Data listing:
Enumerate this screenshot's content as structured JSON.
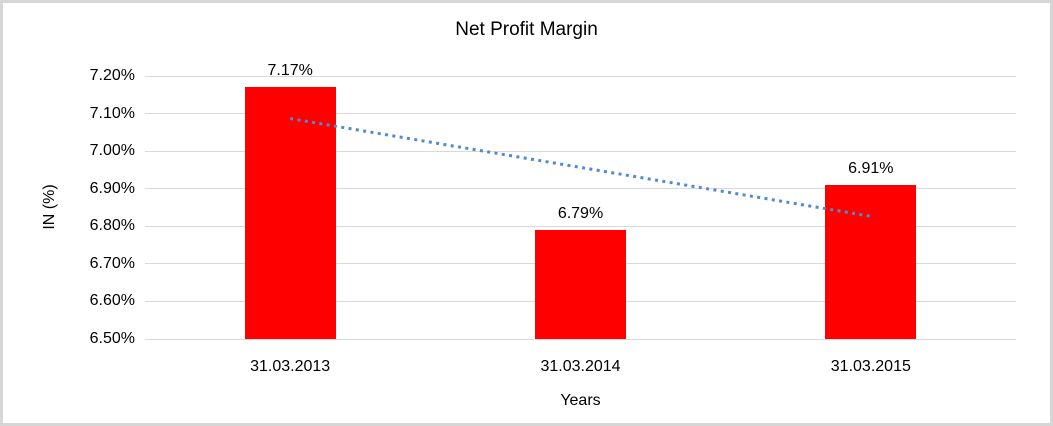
{
  "chart_data": {
    "type": "bar",
    "title": "Net Profit Margin",
    "xlabel": "Years",
    "ylabel": "IN (%)",
    "categories": [
      "31.03.2013",
      "31.03.2014",
      "31.03.2015"
    ],
    "values": [
      7.17,
      6.79,
      6.91
    ],
    "data_labels": [
      "7.17%",
      "6.79%",
      "6.91%"
    ],
    "yticks": [
      {
        "value": 7.2,
        "label": "7.20%"
      },
      {
        "value": 7.1,
        "label": "7.10%"
      },
      {
        "value": 7.0,
        "label": "7.00%"
      },
      {
        "value": 6.9,
        "label": "6.90%"
      },
      {
        "value": 6.8,
        "label": "6.80%"
      },
      {
        "value": 6.7,
        "label": "6.70%"
      },
      {
        "value": 6.6,
        "label": "6.60%"
      },
      {
        "value": 6.5,
        "label": "6.50%"
      }
    ],
    "ylim": [
      6.5,
      7.2
    ],
    "grid": true,
    "legend": false,
    "bar_color": "#ff0000",
    "gridline_color": "#d9d9d9",
    "trendline": {
      "type": "linear",
      "style": "dotted",
      "color": "#4f8bd0"
    }
  }
}
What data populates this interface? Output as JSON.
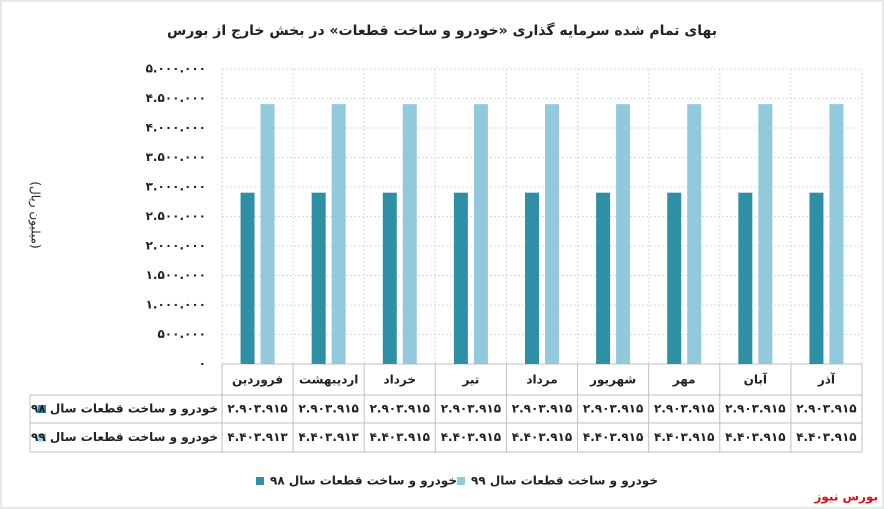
{
  "chart_data": {
    "type": "bar",
    "title": "بهای تمام شده سرمایه گذاری «خودرو و ساخت قطعات» در بخش خارج از بورس",
    "y_label": "(میلیون ریال)",
    "source": "بورس نیوز",
    "categories": [
      "فروردین",
      "اردیبهشت",
      "خرداد",
      "تیر",
      "مرداد",
      "شهریور",
      "مهر",
      "آبان",
      "آذر"
    ],
    "series": [
      {
        "name": "خودرو و ساخت قطعات سال ۹۸",
        "color": "#2f8fa4",
        "values": [
          2903915,
          2903915,
          2903915,
          2903915,
          2903915,
          2903915,
          2903915,
          2903915,
          2903915
        ],
        "value_labels": [
          "۲.۹۰۳.۹۱۵",
          "۲.۹۰۳.۹۱۵",
          "۲.۹۰۳.۹۱۵",
          "۲.۹۰۳.۹۱۵",
          "۲.۹۰۳.۹۱۵",
          "۲.۹۰۳.۹۱۵",
          "۲.۹۰۳.۹۱۵",
          "۲.۹۰۳.۹۱۵",
          "۲.۹۰۳.۹۱۵"
        ]
      },
      {
        "name": "خودرو و ساخت قطعات سال ۹۹",
        "color": "#92c9dd",
        "values": [
          4403913,
          4403913,
          4403915,
          4403915,
          4403915,
          4403915,
          4403915,
          4403915,
          4403915
        ],
        "value_labels": [
          "۴.۴۰۳.۹۱۳",
          "۴.۴۰۳.۹۱۳",
          "۴.۴۰۳.۹۱۵",
          "۴.۴۰۳.۹۱۵",
          "۴.۴۰۳.۹۱۵",
          "۴.۴۰۳.۹۱۵",
          "۴.۴۰۳.۹۱۵",
          "۴.۴۰۳.۹۱۵",
          "۴.۴۰۳.۹۱۵"
        ]
      }
    ],
    "ylim": [
      0,
      5000000
    ],
    "yticks": [
      {
        "value": 0,
        "label": "۰"
      },
      {
        "value": 500000,
        "label": "۵۰۰.۰۰۰"
      },
      {
        "value": 1000000,
        "label": "۱.۰۰۰.۰۰۰"
      },
      {
        "value": 1500000,
        "label": "۱.۵۰۰.۰۰۰"
      },
      {
        "value": 2000000,
        "label": "۲.۰۰۰.۰۰۰"
      },
      {
        "value": 2500000,
        "label": "۲.۵۰۰.۰۰۰"
      },
      {
        "value": 3000000,
        "label": "۳.۰۰۰.۰۰۰"
      },
      {
        "value": 3500000,
        "label": "۳.۵۰۰.۰۰۰"
      },
      {
        "value": 4000000,
        "label": "۴.۰۰۰.۰۰۰"
      },
      {
        "value": 4500000,
        "label": "۴.۵۰۰.۰۰۰"
      },
      {
        "value": 5000000,
        "label": "۵.۰۰۰.۰۰۰"
      }
    ],
    "grid": true
  }
}
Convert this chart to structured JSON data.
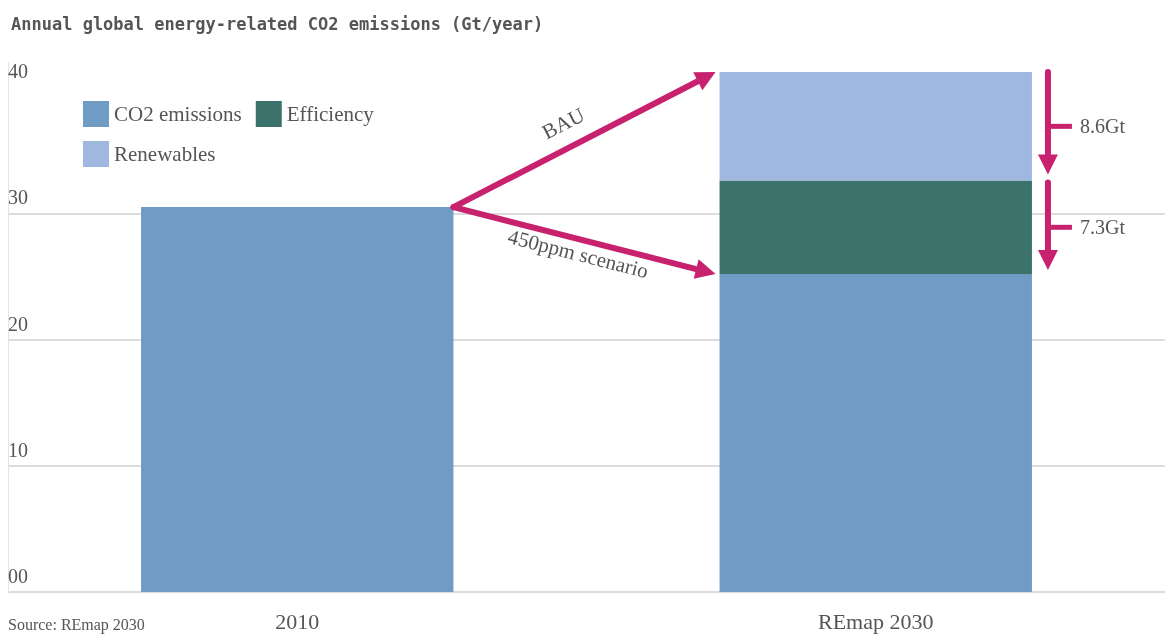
{
  "chart_data": {
    "type": "bar",
    "title": "Annual global energy-related CO2 emissions (Gt/year)",
    "categories": [
      "2010",
      "REmap 2030"
    ],
    "stacked": true,
    "series": [
      {
        "name": "CO2 emissions",
        "color": "#6f9bc4",
        "values": [
          30.5,
          25.2
        ]
      },
      {
        "name": "Efficiency",
        "color": "#3c726c",
        "values": [
          null,
          7.4
        ]
      },
      {
        "name": "Renewables",
        "color": "#a0b8e0",
        "values": [
          null,
          8.6
        ]
      }
    ],
    "ylim": [
      0,
      42
    ],
    "yticks": [
      {
        "value": 0,
        "label": "00"
      },
      10,
      20,
      30,
      40
    ],
    "grid": "y",
    "legend": "top left",
    "annotations": [
      "BAU",
      "450ppm scenario",
      "8.6Gt",
      "7.3Gt",
      "Source: REmap 2030"
    ]
  }
}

▶ [Written instruction]: Restate the data above exactly, stripping out each image.

▶ [Response]:
Enumerate this screenshot's content as structured JSON.
{
  "chart_data": {
    "type": "bar",
    "title": "Net Profit Margin",
    "xlabel": "Years",
    "ylabel": "IN (%)",
    "categories": [
      "31.03.2013",
      "31.03.2014",
      "31.03.2015"
    ],
    "values": [
      7.17,
      6.79,
      6.91
    ],
    "data_labels": [
      "7.17%",
      "6.79%",
      "6.91%"
    ],
    "yticks": [
      {
        "value": 7.2,
        "label": "7.20%"
      },
      {
        "value": 7.1,
        "label": "7.10%"
      },
      {
        "value": 7.0,
        "label": "7.00%"
      },
      {
        "value": 6.9,
        "label": "6.90%"
      },
      {
        "value": 6.8,
        "label": "6.80%"
      },
      {
        "value": 6.7,
        "label": "6.70%"
      },
      {
        "value": 6.6,
        "label": "6.60%"
      },
      {
        "value": 6.5,
        "label": "6.50%"
      }
    ],
    "ylim": [
      6.5,
      7.2
    ],
    "grid": true,
    "legend": false,
    "bar_color": "#ff0000",
    "gridline_color": "#d9d9d9",
    "trendline": {
      "type": "linear",
      "style": "dotted",
      "color": "#4f8bd0"
    }
  }
}
What data populates this interface? Output as JSON.
{
  "chart_data": {
    "type": "bar",
    "title": "بهای تمام شده سرمایه گذاری «خودرو و ساخت قطعات» در بخش خارج از بورس",
    "y_label": "(میلیون ریال)",
    "source": "بورس نیوز",
    "categories": [
      "فروردین",
      "اردیبهشت",
      "خرداد",
      "تیر",
      "مرداد",
      "شهریور",
      "مهر",
      "آبان",
      "آذر"
    ],
    "series": [
      {
        "name": "خودرو و ساخت قطعات سال ۹۸",
        "color": "#2f8fa4",
        "values": [
          2903915,
          2903915,
          2903915,
          2903915,
          2903915,
          2903915,
          2903915,
          2903915,
          2903915
        ],
        "value_labels": [
          "۲.۹۰۳.۹۱۵",
          "۲.۹۰۳.۹۱۵",
          "۲.۹۰۳.۹۱۵",
          "۲.۹۰۳.۹۱۵",
          "۲.۹۰۳.۹۱۵",
          "۲.۹۰۳.۹۱۵",
          "۲.۹۰۳.۹۱۵",
          "۲.۹۰۳.۹۱۵",
          "۲.۹۰۳.۹۱۵"
        ]
      },
      {
        "name": "خودرو و ساخت قطعات سال ۹۹",
        "color": "#92c9dd",
        "values": [
          4403913,
          4403913,
          4403915,
          4403915,
          4403915,
          4403915,
          4403915,
          4403915,
          4403915
        ],
        "value_labels": [
          "۴.۴۰۳.۹۱۳",
          "۴.۴۰۳.۹۱۳",
          "۴.۴۰۳.۹۱۵",
          "۴.۴۰۳.۹۱۵",
          "۴.۴۰۳.۹۱۵",
          "۴.۴۰۳.۹۱۵",
          "۴.۴۰۳.۹۱۵",
          "۴.۴۰۳.۹۱۵",
          "۴.۴۰۳.۹۱۵"
        ]
      }
    ],
    "ylim": [
      0,
      5000000
    ],
    "yticks": [
      {
        "value": 0,
        "label": "۰"
      },
      {
        "value": 500000,
        "label": "۵۰۰.۰۰۰"
      },
      {
        "value": 1000000,
        "label": "۱.۰۰۰.۰۰۰"
      },
      {
        "value": 1500000,
        "label": "۱.۵۰۰.۰۰۰"
      },
      {
        "value": 2000000,
        "label": "۲.۰۰۰.۰۰۰"
      },
      {
        "value": 2500000,
        "label": "۲.۵۰۰.۰۰۰"
      },
      {
        "value": 3000000,
        "label": "۳.۰۰۰.۰۰۰"
      },
      {
        "value": 3500000,
        "label": "۳.۵۰۰.۰۰۰"
      },
      {
        "value": 4000000,
        "label": "۴.۰۰۰.۰۰۰"
      },
      {
        "value": 4500000,
        "label": "۴.۵۰۰.۰۰۰"
      },
      {
        "value": 5000000,
        "label": "۵.۰۰۰.۰۰۰"
      }
    ],
    "grid": true
  }
}
Convert this chart to structured JSON data.
{
  "chart_data": {
    "type": "bar",
    "title": "Annual global energy-related CO2 emissions (Gt/year)",
    "categories": [
      "2010",
      "REmap 2030"
    ],
    "stacked": true,
    "series": [
      {
        "name": "CO2 emissions",
        "color": "#6f9bc4",
        "values": [
          30.5,
          25.2
        ]
      },
      {
        "name": "Efficiency",
        "color": "#3c726c",
        "values": [
          null,
          7.4
        ]
      },
      {
        "name": "Renewables",
        "color": "#a0b8e0",
        "values": [
          null,
          8.6
        ]
      }
    ],
    "ylim": [
      0,
      42
    ],
    "yticks": [
      {
        "value": 0,
        "label": "00"
      },
      10,
      20,
      30,
      40
    ],
    "grid": "y",
    "legend": "top left",
    "annotations": [
      "BAU",
      "450ppm scenario",
      "8.6Gt",
      "7.3Gt",
      "Source: REmap 2030"
    ]
  }
}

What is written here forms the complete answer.